EXERCISE INSTRUCTIONS:
Check each line of the data below for the word "kinh", then extract the ones that have it.

AVAILABLE DATA:
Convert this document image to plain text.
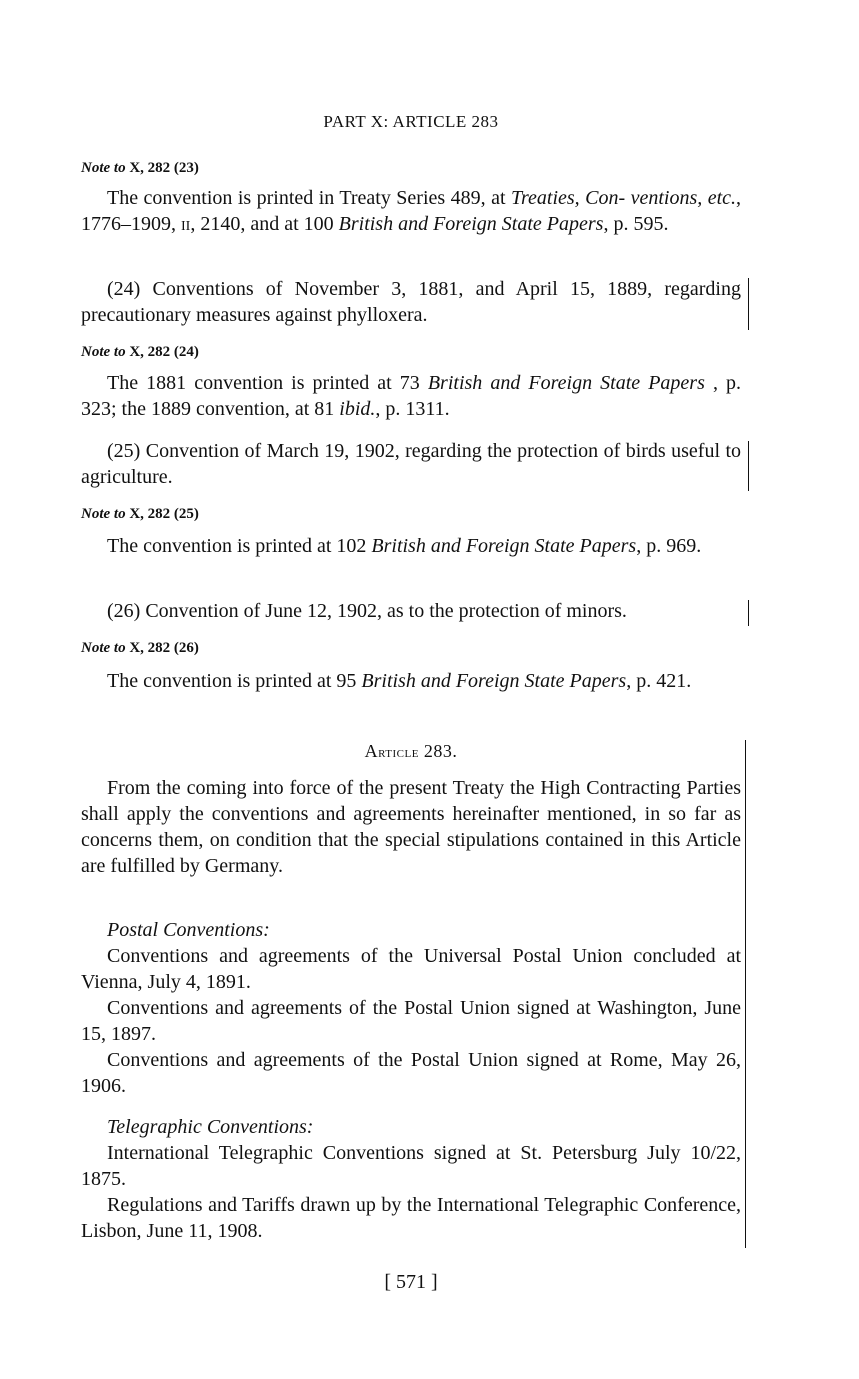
PART X: ARTICLE 283
Note to X, 282 (23)

The convention is printed in Treaty Series 489, at Treaties, Con- ventions, etc., 1776–1909, ii, 2140, and at 100 British and Foreign State Papers, p. 595.

(24) Conventions of November 3, 1881, and April 15, 1889, regarding precautionary measures against phylloxera.

Note to X, 282 (24)

The 1881 convention is printed at 73 British and Foreign State Papers , p. 323; the 1889 convention, at 81 ibid., p. 1311.

(25) Convention of March 19, 1902, regarding the protection of birds useful to agriculture.

Note to X, 282 (25)

The convention is printed at 102 British and Foreign State Papers, p. 969.

(26) Convention of June 12, 1902, as to the protection of minors.

Note to X, 282 (26)

The convention is printed at 95 British and Foreign State Papers, p. 421.

Article 283.

From the coming into force of the present Treaty the High Contracting Parties shall apply the conventions and agreements hereinafter mentioned, in so far as concerns them, on condition that the special stipulations contained in this Article are fulfilled by Germany.

Postal Conventions:

Conventions and agreements of the Universal Postal Union concluded at Vienna, July 4, 1891.

Conventions and agreements of the Postal Union signed at Washington, June 15, 1897.

Conventions and agreements of the Postal Union signed at Rome, May 26, 1906.

Telegraphic Conventions:

International Telegraphic Conventions signed at St. Petersburg July 10/22, 1875.

Regulations and Tariffs drawn up by the International Telegraphic Conference, Lisbon, June 11, 1908.

[ 571 ]
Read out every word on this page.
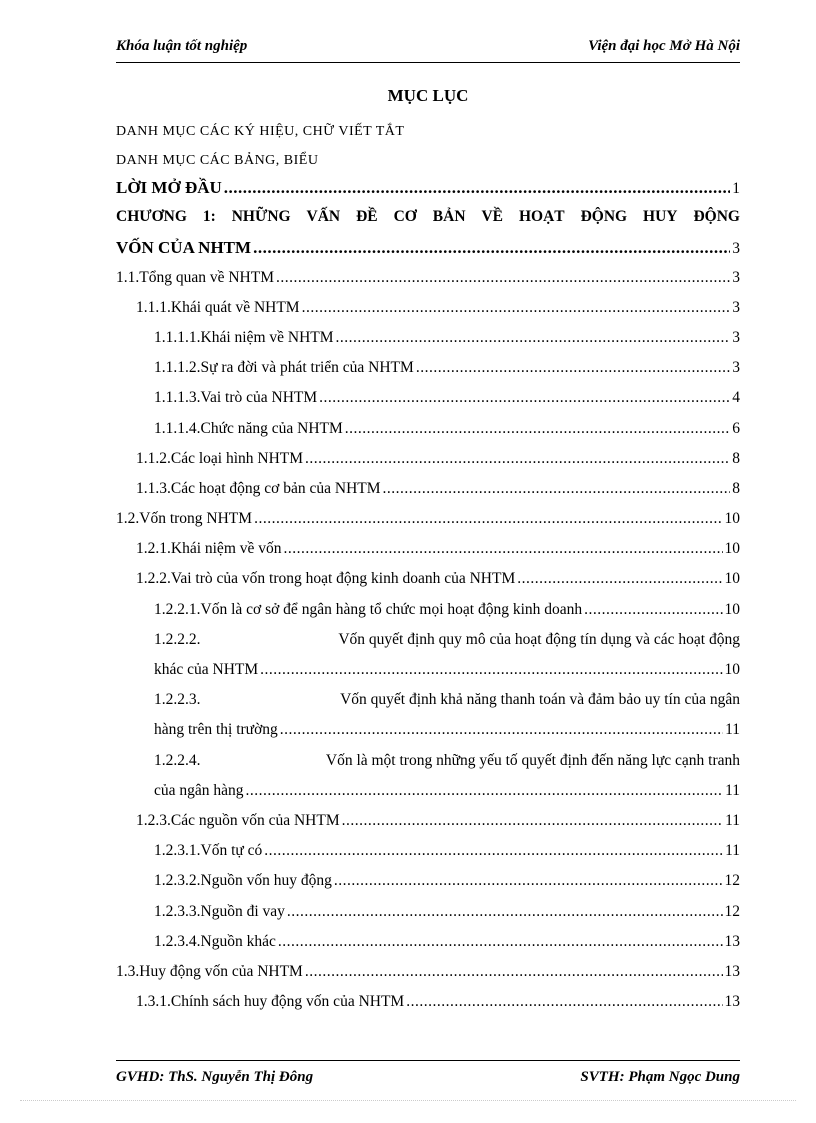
Khóa luận tốt nghiệp	Viện đại học Mở Hà Nội
MỤC LỤC
DANH MỤC CÁC KÝ HIỆU, CHỮ VIẾT TẮT
DANH MỤC CÁC BẢNG, BIỂU
LỜI MỞ ĐẦU .....	1
CHƯƠNG 1: NHỮNG VẤN ĐỀ CƠ BẢN VỀ HOẠT ĐỘNG HUY ĐỘNG
VỐN CỦA NHTM .....	3
1.1.Tổng quan về NHTM .....	3
1.1.1.Khái quát về NHTM .....	3
1.1.1.1.Khái niệm về NHTM .....	3
1.1.1.2.Sự ra đời và phát triển của NHTM .....	3
1.1.1.3.Vai trò của NHTM .....	4
1.1.1.4.Chức năng của NHTM .....	6
1.1.2.Các loại hình NHTM .....	8
1.1.3.Các hoạt động cơ bản của NHTM .....	8
1.2.Vốn trong NHTM .....	10
1.2.1.Khái niệm về vốn .....	10
1.2.2.Vai trò của vốn trong hoạt động kinh doanh của NHTM .....	10
1.2.2.1.Vốn là cơ sở để ngân hàng tổ chức mọi hoạt động kinh doanh .....	10
1.2.2.2.	Vốn quyết định quy mô của hoạt động tín dụng và các hoạt động
khác của NHTM .....	10
1.2.2.3.	Vốn quyết định khả năng thanh toán và đảm bảo uy tín của ngân
hàng trên thị trường .....	11
1.2.2.4.	Vốn là một trong những yếu tố quyết định đến năng lực cạnh tranh
của ngân hàng .....	11
1.2.3.Các nguồn vốn của NHTM .....	11
1.2.3.1.Vốn tự có .....	11
1.2.3.2.Nguồn vốn huy động .....	12
1.2.3.3.Nguồn đi vay .....	12
1.2.3.4.Nguồn khác .....	13
1.3.Huy động vốn của NHTM .....	13
1.3.1.Chính sách huy động vốn của NHTM .....	13
GVHD: ThS. Nguyễn Thị Đông	SVTH: Phạm Ngọc Dung
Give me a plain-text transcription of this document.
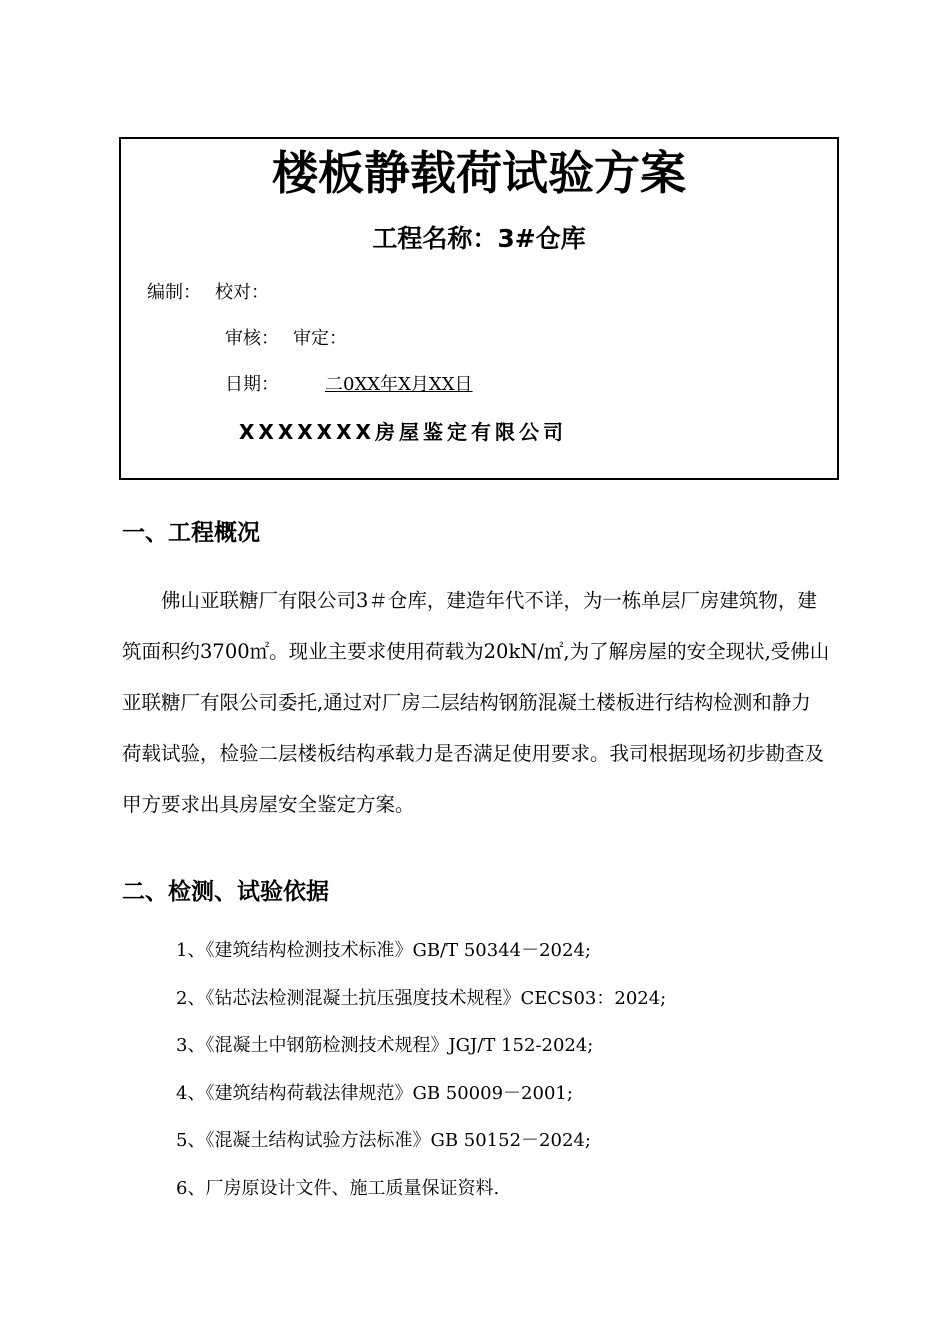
楼板静载荷试验方案
工程名称：3#仓库
编制： 校对：
审核： 审定：
日期：	二0XX年X月XX日
XXXXXXX房屋鉴定有限公司
一、工程概况

佛山亚联糖厂有限公司3＃仓库，建造年代不详，为一栋单层厂房建筑物，建筑面积约3700㎡。现业主要求使用荷载为20kN/㎡,为了解房屋的安全现状,受佛山亚联糖厂有限公司委托,通过对厂房二层结构钢筋混凝土楼板进行结构检测和静力荷载试验，检验二层楼板结构承载力是否满足使用要求。我司根据现场初步勘查及甲方要求出具房屋安全鉴定方案。

二、检测、试验依据
1、《建筑结构检测技术标准》GB/T 50344－2024;
2、《钻芯法检测混凝土抗压强度技术规程》CECS03：2024;
3、《混凝土中钢筋检测技术规程》JGJ/T 152-2024;
4、《建筑结构荷载法律规范》GB 50009－2001;
5、《混凝土结构试验方法标准》GB 50152－2024;
6、厂房原设计文件、施工质量保证资料.
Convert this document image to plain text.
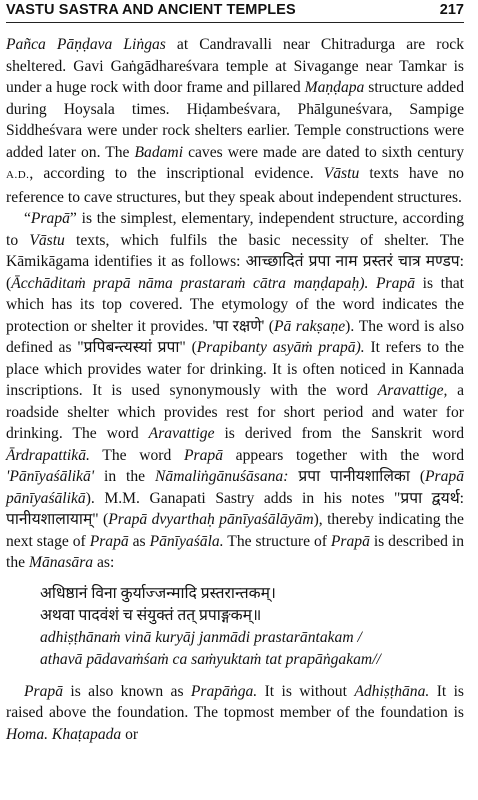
VASTU SASTRA AND ANCIENT TEMPLES	217

Pañca Pāṇḍava Liṅgas at Candravalli near Chitradurga are rock sheltered. Gavi Gaṅgādhareśvara temple at Sivagange near Tamkar is under a huge rock with door frame and pillared Maṇḍapa structure added during Hoysala times. Hiḍambeśvara, Phālguneśvara, Sampige Siddheśvara were under rock shelters earlier. Temple constructions were added later on. The Badami caves were made are dated to sixth century A.D., according to the inscriptional evidence. Vāstu texts have no reference to cave structures, but they speak about independent structures.

“Prapā” is the simplest, elementary, independent structure, according to Vāstu texts, which fulfils the basic necessity of shelter. The Kāmikāgama identifies it as follows: आच्छादितं प्रपा नाम प्रस्तरं चात्र मण्डप: (Ācchāditaṁ prapā nāma prastaraṁ cātra maṇḍapaḥ). Prapā is that which has its top covered. The etymology of the word indicates the protection or shelter it provides. 'पा रक्षणे' (Pā rakṣaṇe). The word is also defined as "प्रपिबन्त्यस्यां प्रपा" (Prapibanty asyāṁ prapā). It refers to the place which provides water for drinking. It is often noticed in Kannada inscriptions. It is used synonymously with the word Aravattige, a roadside shelter which provides rest for short period and water for drinking. The word Aravattige is derived from the Sanskrit word Ārdrapattikā. The word Prapā appears together with the word 'Pānīyaśālikā' in the Nāmaliṅgānuśāsana: प्रपा पानीयशालिका (Prapā pānīyaśālikā). M.M. Ganapati Sastry adds in his notes "प्रपा द्वयर्थ: पानीयशालायाम्" (Prapā dvyarthaḥ pānīyaśālāyām), thereby indicating the next stage of Prapā as Pānīyaśāla. The structure of Prapā is described in the Mānasāra as:

अधिष्ठानं विना कुर्याज्जन्मादि प्रस्तरान्तकम्।
अथवा पादवंशं च संयुक्तं तत् प्रपाङ्गकम्॥
adhiṣṭhānaṁ vinā kuryāj janmādi prastarāntakam /
athavā pādavaṁśaṁ ca saṁyuktaṁ tat prapāṅgakam//

Prapā is also known as Prapāṅga. It is without Adhiṣṭhāna. It is raised above the foundation. The topmost member of the foundation is Homa. Khaṭapada or
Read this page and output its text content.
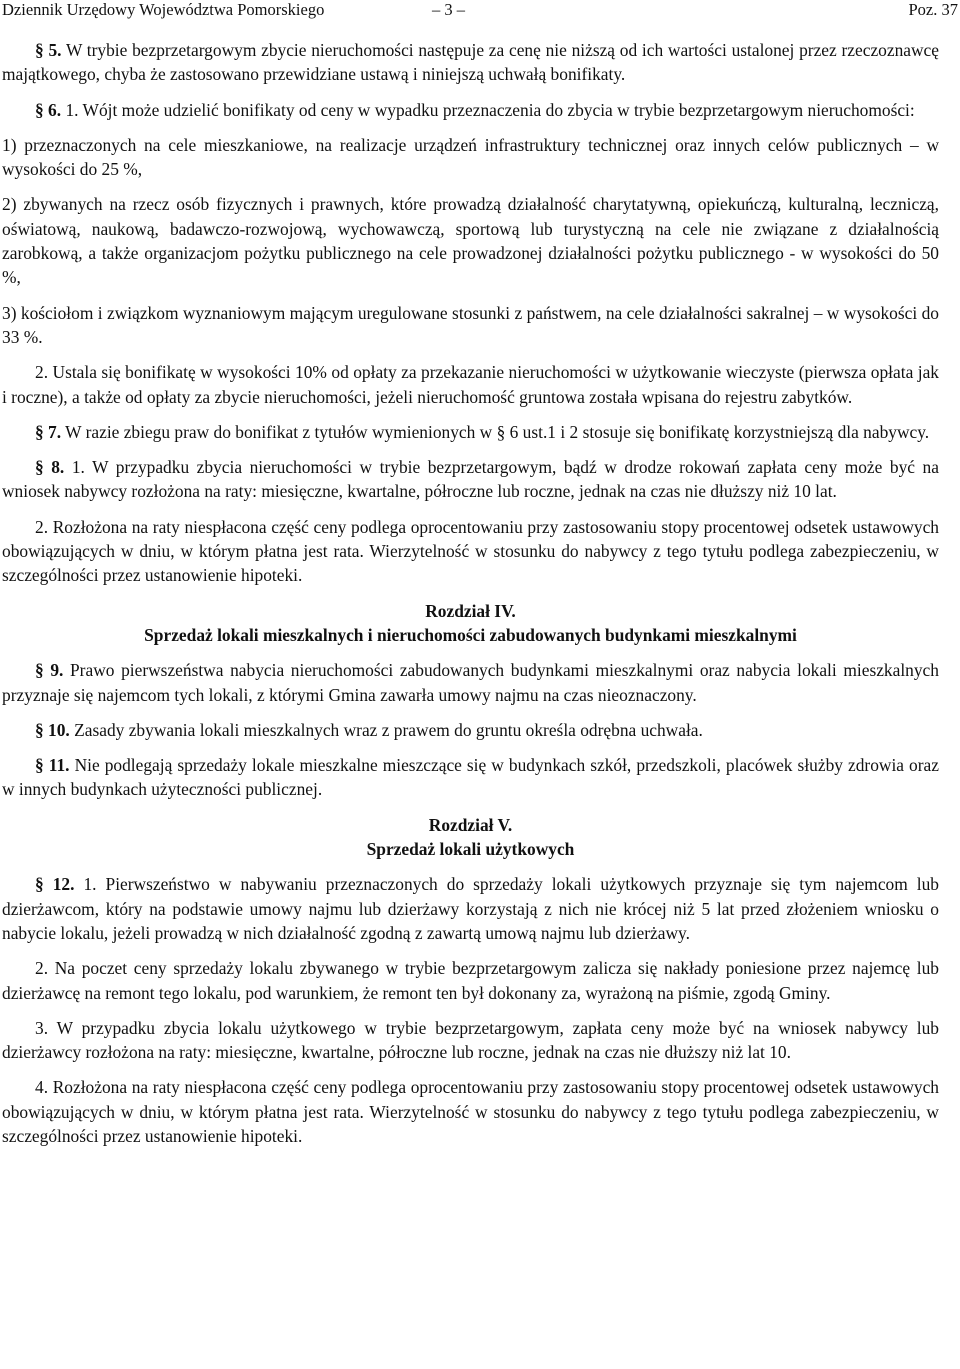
Dziennik Urzędowy Województwa Pomorskiego	– 3 –	Poz. 37

§ 5. W trybie bezprzetargowym zbycie nieruchomości następuje za cenę nie niższą od ich wartości ustalonej przez rzeczoznawcę majątkowego, chyba że zastosowano przewidziane ustawą i niniejszą uchwałą bonifikaty.

§ 6. 1. Wójt może udzielić bonifikaty od ceny w wypadku przeznaczenia do zbycia w trybie bezprzetargowym nieruchomości:

1) przeznaczonych na cele mieszkaniowe, na realizacje urządzeń infrastruktury technicznej oraz innych celów publicznych – w wysokości do 25 %,

2) zbywanych na rzecz osób fizycznych i prawnych, które prowadzą działalność charytatywną, opiekuńczą, kulturalną, leczniczą, oświatową, naukową, badawczo-rozwojową, wychowawczą, sportową lub turystyczną na cele nie związane z działalnością zarobkową, a także organizacjom pożytku publicznego na cele prowadzonej działalności pożytku publicznego - w wysokości do 50 %,

3) kościołom i związkom wyznaniowym mającym uregulowane stosunki z państwem, na cele działalności sakralnej – w wysokości do 33 %.

2. Ustala się bonifikatę w wysokości 10% od opłaty za przekazanie nieruchomości w użytkowanie wieczyste (pierwsza opłata jak i roczne), a także od opłaty za zbycie nieruchomości, jeżeli nieruchomość gruntowa została wpisana do rejestru zabytków.

§ 7. W razie zbiegu praw do bonifikat z tytułów wymienionych w § 6 ust.1 i 2 stosuje się bonifikatę korzystniejszą dla nabywcy.

§ 8. 1. W przypadku zbycia nieruchomości w trybie bezprzetargowym, bądź w drodze rokowań zapłata ceny może być na wniosek nabywcy rozłożona na raty: miesięczne, kwartalne, półroczne lub roczne, jednak na czas nie dłuższy niż 10 lat.

2. Rozłożona na raty niespłacona część ceny podlega oprocentowaniu przy zastosowaniu stopy procentowej odsetek ustawowych obowiązujących w dniu, w którym płatna jest rata. Wierzytelność w stosunku do nabywcy z tego tytułu podlega zabezpieczeniu, w szczególności przez ustanowienie hipoteki.

Rozdział IV.

Sprzedaż lokali mieszkalnych i nieruchomości zabudowanych budynkami mieszkalnymi

§ 9. Prawo pierwszeństwa nabycia nieruchomości zabudowanych budynkami mieszkalnymi oraz nabycia lokali mieszkalnych przyznaje się najemcom tych lokali, z którymi Gmina zawarła umowy najmu na czas nieoznaczony.

§ 10. Zasady zbywania lokali mieszkalnych wraz z prawem do gruntu określa odrębna uchwała.

§ 11. Nie podlegają sprzedaży lokale mieszkalne mieszczące się w budynkach szkół, przedszkoli, placówek służby zdrowia oraz w innych budynkach użyteczności publicznej.

Rozdział V.

Sprzedaż lokali użytkowych

§ 12. 1. Pierwszeństwo w nabywaniu przeznaczonych do sprzedaży lokali użytkowych przyznaje się tym najemcom lub dzierżawcom, który na podstawie umowy najmu lub dzierżawy korzystają z nich nie krócej niż 5 lat przed złożeniem wniosku o nabycie lokalu, jeżeli prowadzą w nich działalność zgodną z zawartą umową najmu lub dzierżawy.

2. Na poczet ceny sprzedaży lokalu zbywanego w trybie bezprzetargowym zalicza się nakłady poniesione przez najemcę lub dzierżawcę na remont tego lokalu, pod warunkiem, że remont ten był dokonany za, wyrażoną na piśmie, zgodą Gminy.

3. W przypadku zbycia lokalu użytkowego w trybie bezprzetargowym, zapłata ceny może być na wniosek nabywcy lub dzierżawcy rozłożona na raty: miesięczne, kwartalne, półroczne lub roczne, jednak na czas nie dłuższy niż lat 10.

4. Rozłożona na raty niespłacona część ceny podlega oprocentowaniu przy zastosowaniu stopy procentowej odsetek ustawowych obowiązujących w dniu, w którym płatna jest rata. Wierzytelność w stosunku do nabywcy z tego tytułu podlega zabezpieczeniu, w szczególności przez ustanowienie hipoteki.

OUTPUT OF THE EXERCISE:
1.2.2.Vai trò của vốn trong hoạt động kinh doanh của NHTM .....	10
1.2.2.1.Vốn là cơ sở để ngân hàng tổ chức mọi hoạt động kinh doanh .....	10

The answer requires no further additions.